• [TEXT SHOWN]:
A Fluorescent-Based Approach to Unravel Protein-Protein Interactions in Actinoporins

Abstract

Actinoporins are a group of toxins produced by sea anemones. They specifically bind to sphingomyelin in the cell membranes of their targets. Upon binding to the bilayer, they oligomerize and form cation-selective pores. Despite years of research, many details about actinoporin-membrane interaction remain elusive. Here, we used a fluorescence-based approach in order to gain molecular knowledge of different details of the process. We took advantage of the fact that, except for one known exception, actinoporins are naturally cysteinless. Thus, we engineered two single-cysteine mutants of the proteins sticholysin I and II (StnI and StnII), produced by the Caribbean Sea anemone Stichodactyla helianthus. Once purified, these mutants were labelled with the appropriate small fluorophores. Using different combinations of mutant and wild-type proteins, as well as different degrees of labelling, we studied several intriguing aspects of the sticholysin-membrane interaction. Although oligomerization is certainly known to occur, resolving the stoichiometry of the complex has been a major challenge within the field, particularly in model membranes, since those are closer to in vivo conditions. It has also been demonstrated that StnI and StnII can act synergistically, but the details of their collaboration remain obscure. In our novel approach, using FRET in combination with mathematical modelling, we are able to provide new data on the mechanism by which these proteins associate to form pores.

• [WHAT YOU NEED TO DO]:
From the actinoporin abstract, please list the three things it says actinoporins do at their targets' cell membranes. The data that follows has nothing to do with the actinoporin abstract.

• [RECORD EXTRACTS]:
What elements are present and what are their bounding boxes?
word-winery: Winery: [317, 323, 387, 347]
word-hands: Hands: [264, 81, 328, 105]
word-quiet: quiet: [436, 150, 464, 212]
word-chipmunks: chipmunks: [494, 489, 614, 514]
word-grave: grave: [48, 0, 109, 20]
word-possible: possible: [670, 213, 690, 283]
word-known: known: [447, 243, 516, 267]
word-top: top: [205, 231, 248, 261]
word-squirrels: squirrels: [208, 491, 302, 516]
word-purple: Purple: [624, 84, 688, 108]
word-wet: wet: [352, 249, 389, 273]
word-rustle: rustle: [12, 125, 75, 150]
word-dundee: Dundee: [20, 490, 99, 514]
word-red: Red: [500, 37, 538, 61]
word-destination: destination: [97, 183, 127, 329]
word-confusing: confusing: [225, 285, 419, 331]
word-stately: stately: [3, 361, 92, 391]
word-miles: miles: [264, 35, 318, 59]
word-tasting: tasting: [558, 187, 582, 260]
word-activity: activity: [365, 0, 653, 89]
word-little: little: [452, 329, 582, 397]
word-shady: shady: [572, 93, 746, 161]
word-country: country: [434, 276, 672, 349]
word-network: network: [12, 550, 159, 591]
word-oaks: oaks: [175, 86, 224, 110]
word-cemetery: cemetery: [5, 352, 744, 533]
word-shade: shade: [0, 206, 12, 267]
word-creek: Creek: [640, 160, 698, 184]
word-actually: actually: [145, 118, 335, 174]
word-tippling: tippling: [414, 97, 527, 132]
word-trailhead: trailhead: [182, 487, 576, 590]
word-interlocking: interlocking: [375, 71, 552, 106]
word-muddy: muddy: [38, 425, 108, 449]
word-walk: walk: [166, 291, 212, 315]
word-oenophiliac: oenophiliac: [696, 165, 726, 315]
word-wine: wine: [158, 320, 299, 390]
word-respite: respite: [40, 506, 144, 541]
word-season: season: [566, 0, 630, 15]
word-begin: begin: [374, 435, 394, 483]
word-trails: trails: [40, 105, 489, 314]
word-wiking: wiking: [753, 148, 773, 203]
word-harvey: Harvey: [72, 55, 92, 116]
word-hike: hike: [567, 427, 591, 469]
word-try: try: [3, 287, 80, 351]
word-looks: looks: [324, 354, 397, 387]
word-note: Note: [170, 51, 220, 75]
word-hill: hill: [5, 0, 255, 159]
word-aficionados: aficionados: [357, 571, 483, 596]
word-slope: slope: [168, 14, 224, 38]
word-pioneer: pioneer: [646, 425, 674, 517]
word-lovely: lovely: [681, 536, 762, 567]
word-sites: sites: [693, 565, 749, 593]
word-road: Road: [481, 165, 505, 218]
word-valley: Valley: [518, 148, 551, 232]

• [COMPLETED TASK]:
- They specifically bind to sphingomyelin in the cell membranes of their targets.
- They oligomerize.
- They form cation-selective pores.